## Your task
Copy the data from its beginning through the line containing "y-tick-label: 80.00% — [42, 152, 122, 176]", swapping every "watermark-stroke" for "watermark-line" and leaving everything else unchanged.
[Start Input records]
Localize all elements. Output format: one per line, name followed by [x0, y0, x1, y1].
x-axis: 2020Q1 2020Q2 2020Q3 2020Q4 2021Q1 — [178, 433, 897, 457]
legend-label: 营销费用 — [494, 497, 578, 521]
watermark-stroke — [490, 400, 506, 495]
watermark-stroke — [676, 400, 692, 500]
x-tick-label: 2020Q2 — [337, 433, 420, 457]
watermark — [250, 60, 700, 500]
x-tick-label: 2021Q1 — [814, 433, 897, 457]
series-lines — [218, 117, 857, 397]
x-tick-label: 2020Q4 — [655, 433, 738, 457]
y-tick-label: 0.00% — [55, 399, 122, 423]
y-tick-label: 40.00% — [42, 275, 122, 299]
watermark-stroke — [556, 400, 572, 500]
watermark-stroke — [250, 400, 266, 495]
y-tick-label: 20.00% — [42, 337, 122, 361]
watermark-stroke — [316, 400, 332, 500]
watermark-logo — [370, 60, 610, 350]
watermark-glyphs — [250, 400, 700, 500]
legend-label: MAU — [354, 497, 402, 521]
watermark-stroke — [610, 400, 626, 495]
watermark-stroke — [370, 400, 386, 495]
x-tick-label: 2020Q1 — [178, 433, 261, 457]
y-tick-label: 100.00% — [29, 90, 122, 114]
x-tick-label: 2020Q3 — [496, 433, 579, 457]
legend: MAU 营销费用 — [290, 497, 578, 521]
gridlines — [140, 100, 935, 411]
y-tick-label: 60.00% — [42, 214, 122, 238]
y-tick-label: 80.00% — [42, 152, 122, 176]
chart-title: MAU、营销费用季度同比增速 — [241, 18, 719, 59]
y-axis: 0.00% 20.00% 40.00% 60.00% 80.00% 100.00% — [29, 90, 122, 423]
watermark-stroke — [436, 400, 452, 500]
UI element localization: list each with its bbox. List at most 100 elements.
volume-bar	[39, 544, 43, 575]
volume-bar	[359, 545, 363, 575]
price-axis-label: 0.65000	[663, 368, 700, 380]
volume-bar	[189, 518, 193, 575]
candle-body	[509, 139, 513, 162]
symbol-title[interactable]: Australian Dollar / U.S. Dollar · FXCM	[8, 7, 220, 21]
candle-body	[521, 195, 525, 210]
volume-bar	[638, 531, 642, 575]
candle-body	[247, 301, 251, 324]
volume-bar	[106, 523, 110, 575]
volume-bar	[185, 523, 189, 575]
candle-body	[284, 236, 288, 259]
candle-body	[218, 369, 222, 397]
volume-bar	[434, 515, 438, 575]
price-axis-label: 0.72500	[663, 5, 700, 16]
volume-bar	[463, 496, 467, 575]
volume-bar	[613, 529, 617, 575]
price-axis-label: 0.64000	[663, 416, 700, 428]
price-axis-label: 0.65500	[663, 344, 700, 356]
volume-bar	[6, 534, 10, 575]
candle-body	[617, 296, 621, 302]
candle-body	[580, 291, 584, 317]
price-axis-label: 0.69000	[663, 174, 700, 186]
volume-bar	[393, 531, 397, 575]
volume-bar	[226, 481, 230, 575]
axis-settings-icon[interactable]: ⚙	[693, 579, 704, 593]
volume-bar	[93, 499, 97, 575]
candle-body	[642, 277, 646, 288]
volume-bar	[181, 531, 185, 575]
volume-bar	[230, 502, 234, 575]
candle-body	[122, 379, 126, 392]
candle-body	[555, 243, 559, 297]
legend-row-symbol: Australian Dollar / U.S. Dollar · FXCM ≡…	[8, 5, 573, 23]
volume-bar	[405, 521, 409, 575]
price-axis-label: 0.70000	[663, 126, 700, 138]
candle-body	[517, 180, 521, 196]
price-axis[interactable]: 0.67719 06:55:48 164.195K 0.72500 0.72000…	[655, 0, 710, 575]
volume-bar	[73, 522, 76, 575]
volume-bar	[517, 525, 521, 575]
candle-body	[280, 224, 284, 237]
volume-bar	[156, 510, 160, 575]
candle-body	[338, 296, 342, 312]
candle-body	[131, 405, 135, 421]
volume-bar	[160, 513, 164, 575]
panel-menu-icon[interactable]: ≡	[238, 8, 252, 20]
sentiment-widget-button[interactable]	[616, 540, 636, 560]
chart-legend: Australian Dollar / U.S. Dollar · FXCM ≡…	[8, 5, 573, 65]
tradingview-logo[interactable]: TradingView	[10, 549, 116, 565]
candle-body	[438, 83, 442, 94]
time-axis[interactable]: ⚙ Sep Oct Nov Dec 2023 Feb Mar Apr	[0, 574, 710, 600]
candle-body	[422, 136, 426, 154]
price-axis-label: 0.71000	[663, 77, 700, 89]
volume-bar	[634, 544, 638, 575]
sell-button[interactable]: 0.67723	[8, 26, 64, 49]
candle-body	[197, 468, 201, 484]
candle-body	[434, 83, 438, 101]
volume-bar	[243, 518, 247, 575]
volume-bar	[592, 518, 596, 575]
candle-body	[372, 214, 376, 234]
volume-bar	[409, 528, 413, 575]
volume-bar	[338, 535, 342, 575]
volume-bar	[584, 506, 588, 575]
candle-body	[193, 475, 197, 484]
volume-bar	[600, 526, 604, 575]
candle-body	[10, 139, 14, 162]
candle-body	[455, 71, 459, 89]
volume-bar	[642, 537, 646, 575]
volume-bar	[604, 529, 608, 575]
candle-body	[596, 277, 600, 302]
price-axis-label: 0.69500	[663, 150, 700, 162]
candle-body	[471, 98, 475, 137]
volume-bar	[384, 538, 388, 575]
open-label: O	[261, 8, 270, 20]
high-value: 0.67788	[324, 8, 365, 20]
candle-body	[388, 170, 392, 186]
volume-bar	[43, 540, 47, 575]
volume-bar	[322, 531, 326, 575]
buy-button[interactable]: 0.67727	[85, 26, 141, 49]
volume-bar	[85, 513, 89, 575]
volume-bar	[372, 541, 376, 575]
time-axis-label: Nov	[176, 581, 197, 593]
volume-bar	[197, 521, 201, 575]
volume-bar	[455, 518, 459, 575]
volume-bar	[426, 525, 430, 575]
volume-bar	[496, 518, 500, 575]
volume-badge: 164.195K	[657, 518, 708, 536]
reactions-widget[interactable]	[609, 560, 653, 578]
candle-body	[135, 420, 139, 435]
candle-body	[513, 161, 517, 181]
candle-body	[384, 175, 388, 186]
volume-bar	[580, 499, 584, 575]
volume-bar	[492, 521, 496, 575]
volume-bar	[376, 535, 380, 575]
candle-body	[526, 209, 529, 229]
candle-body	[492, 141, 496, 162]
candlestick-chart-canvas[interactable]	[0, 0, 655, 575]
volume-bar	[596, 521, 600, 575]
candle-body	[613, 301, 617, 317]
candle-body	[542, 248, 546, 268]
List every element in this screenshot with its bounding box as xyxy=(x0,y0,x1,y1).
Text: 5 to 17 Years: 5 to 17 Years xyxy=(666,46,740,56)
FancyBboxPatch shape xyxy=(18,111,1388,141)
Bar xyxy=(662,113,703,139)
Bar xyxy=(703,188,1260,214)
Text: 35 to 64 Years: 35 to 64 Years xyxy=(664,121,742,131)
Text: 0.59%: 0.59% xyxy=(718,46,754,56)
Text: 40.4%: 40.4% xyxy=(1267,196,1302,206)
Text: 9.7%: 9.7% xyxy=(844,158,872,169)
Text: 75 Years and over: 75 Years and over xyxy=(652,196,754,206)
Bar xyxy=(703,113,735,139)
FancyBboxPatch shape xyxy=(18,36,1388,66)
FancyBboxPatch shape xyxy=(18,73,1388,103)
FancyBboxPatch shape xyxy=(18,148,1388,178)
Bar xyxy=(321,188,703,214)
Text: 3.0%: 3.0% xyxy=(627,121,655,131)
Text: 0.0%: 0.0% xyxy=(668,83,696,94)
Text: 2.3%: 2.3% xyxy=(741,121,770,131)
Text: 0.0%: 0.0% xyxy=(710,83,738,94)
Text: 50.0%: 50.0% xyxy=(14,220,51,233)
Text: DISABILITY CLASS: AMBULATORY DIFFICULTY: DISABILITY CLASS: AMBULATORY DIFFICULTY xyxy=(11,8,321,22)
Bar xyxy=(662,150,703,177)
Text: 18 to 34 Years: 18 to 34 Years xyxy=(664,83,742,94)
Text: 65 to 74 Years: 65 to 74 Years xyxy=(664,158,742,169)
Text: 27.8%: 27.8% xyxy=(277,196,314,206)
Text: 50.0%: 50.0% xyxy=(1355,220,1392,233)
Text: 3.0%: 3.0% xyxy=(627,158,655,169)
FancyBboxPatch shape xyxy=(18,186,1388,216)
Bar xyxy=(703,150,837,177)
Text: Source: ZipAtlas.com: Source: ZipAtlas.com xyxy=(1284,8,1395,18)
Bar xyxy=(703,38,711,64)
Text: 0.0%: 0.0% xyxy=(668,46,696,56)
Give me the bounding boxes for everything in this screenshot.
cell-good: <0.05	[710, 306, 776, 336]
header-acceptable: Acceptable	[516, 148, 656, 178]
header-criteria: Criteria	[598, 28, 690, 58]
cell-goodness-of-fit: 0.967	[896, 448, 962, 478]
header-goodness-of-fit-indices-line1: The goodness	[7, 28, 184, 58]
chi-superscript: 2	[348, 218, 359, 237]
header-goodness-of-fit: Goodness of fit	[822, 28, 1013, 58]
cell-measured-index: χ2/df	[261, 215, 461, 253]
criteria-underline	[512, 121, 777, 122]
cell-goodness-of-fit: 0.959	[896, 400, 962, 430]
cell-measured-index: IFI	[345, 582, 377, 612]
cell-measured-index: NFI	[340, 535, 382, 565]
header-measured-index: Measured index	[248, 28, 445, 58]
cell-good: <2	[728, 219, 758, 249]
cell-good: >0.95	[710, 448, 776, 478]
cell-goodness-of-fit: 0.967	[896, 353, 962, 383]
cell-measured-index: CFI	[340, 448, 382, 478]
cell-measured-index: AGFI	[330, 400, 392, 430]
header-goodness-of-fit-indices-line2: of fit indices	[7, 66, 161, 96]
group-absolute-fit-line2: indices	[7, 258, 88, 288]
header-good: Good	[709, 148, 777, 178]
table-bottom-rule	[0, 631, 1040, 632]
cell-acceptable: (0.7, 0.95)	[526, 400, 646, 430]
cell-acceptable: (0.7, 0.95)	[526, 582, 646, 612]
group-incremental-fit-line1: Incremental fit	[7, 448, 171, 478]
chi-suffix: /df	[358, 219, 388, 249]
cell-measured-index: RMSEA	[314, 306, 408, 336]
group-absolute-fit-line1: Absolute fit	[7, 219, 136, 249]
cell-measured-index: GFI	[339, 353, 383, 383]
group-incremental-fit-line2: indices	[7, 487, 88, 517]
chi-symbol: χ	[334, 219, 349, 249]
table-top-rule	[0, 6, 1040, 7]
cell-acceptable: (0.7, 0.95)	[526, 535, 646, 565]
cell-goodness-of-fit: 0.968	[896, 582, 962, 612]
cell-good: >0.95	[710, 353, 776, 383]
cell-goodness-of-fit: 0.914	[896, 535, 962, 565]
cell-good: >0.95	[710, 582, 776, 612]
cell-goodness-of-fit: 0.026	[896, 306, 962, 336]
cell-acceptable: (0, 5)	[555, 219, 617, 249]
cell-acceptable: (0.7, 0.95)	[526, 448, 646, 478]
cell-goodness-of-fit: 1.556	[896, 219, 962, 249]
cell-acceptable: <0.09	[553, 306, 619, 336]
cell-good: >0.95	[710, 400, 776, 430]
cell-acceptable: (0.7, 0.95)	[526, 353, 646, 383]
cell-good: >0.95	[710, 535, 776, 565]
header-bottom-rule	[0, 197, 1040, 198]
[End Input records]
## Output for this task
Localize all elements. Output format: one per line, name followed by [x0, y0, x1, y1].
x-axis: 2020Q1 2020Q2 2020Q3 2020Q4 2021Q1 — [178, 433, 897, 457]
legend-label: 营销费用 — [494, 497, 578, 521]
watermark-line — [490, 400, 506, 495]
watermark-line — [676, 400, 692, 500]
x-tick-label: 2020Q2 — [337, 433, 420, 457]
watermark — [250, 60, 700, 500]
x-tick-label: 2021Q1 — [814, 433, 897, 457]
series-lines — [218, 117, 857, 397]
x-tick-label: 2020Q4 — [655, 433, 738, 457]
y-tick-label: 0.00% — [55, 399, 122, 423]
y-tick-label: 40.00% — [42, 275, 122, 299]
watermark-line — [556, 400, 572, 500]
watermark-line — [250, 400, 266, 495]
y-tick-label: 20.00% — [42, 337, 122, 361]
watermark-line — [316, 400, 332, 500]
watermark-logo — [370, 60, 610, 350]
watermark-glyphs — [250, 400, 700, 500]
legend-label: MAU — [354, 497, 402, 521]
watermark-line — [610, 400, 626, 495]
watermark-line — [370, 400, 386, 495]
x-tick-label: 2020Q1 — [178, 433, 261, 457]
y-tick-label: 100.00% — [29, 90, 122, 114]
x-tick-label: 2020Q3 — [496, 433, 579, 457]
legend: MAU 营销费用 — [290, 497, 578, 521]
gridlines — [140, 100, 935, 411]
y-tick-label: 60.00% — [42, 214, 122, 238]
y-tick-label: 80.00% — [42, 152, 122, 176]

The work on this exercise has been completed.